- [Figure record extracts]
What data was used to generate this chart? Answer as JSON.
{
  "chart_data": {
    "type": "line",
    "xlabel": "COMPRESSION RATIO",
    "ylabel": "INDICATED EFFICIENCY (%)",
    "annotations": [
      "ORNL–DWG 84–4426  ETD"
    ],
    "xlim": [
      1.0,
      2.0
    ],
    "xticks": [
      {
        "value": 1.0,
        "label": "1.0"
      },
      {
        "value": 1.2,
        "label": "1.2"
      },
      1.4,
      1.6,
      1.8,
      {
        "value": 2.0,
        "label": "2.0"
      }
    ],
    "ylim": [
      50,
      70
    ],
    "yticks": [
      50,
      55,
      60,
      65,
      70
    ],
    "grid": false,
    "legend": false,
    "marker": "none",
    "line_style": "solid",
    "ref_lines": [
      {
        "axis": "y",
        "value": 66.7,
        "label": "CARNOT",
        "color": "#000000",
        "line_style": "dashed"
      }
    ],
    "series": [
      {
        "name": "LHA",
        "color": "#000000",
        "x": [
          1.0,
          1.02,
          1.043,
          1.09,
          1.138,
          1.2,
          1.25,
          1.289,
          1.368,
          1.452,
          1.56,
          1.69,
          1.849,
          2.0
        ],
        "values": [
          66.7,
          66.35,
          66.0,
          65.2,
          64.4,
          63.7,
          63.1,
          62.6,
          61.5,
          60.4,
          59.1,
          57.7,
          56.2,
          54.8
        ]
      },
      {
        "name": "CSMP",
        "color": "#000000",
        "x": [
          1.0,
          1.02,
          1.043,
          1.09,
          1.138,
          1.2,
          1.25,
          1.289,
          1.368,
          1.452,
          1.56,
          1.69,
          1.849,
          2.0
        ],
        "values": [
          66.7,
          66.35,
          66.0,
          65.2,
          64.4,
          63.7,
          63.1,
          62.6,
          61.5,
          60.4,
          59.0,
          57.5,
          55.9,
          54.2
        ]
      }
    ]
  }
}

- [Given instruction]
Recopy the entries above in their entirety, exactly.

- [Solution to this task]
What data was used to generate this chart? Answer as JSON.
{
  "chart_data": {
    "type": "line",
    "xlabel": "COMPRESSION RATIO",
    "ylabel": "INDICATED EFFICIENCY (%)",
    "annotations": [
      "ORNL–DWG 84–4426  ETD"
    ],
    "xlim": [
      1.0,
      2.0
    ],
    "xticks": [
      {
        "value": 1.0,
        "label": "1.0"
      },
      {
        "value": 1.2,
        "label": "1.2"
      },
      1.4,
      1.6,
      1.8,
      {
        "value": 2.0,
        "label": "2.0"
      }
    ],
    "ylim": [
      50,
      70
    ],
    "yticks": [
      50,
      55,
      60,
      65,
      70
    ],
    "grid": false,
    "legend": false,
    "marker": "none",
    "line_style": "solid",
    "ref_lines": [
      {
        "axis": "y",
        "value": 66.7,
        "label": "CARNOT",
        "color": "#000000",
        "line_style": "dashed"
      }
    ],
    "series": [
      {
        "name": "LHA",
        "color": "#000000",
        "x": [
          1.0,
          1.02,
          1.043,
          1.09,
          1.138,
          1.2,
          1.25,
          1.289,
          1.368,
          1.452,
          1.56,
          1.69,
          1.849,
          2.0
        ],
        "values": [
          66.7,
          66.35,
          66.0,
          65.2,
          64.4,
          63.7,
          63.1,
          62.6,
          61.5,
          60.4,
          59.1,
          57.7,
          56.2,
          54.8
        ]
      },
      {
        "name": "CSMP",
        "color": "#000000",
        "x": [
          1.0,
          1.02,
          1.043,
          1.09,
          1.138,
          1.2,
          1.25,
          1.289,
          1.368,
          1.452,
          1.56,
          1.69,
          1.849,
          2.0
        ],
        "values": [
          66.7,
          66.35,
          66.0,
          65.2,
          64.4,
          63.7,
          63.1,
          62.6,
          61.5,
          60.4,
          59.0,
          57.5,
          55.9,
          54.2
        ]
      }
    ]
  }
}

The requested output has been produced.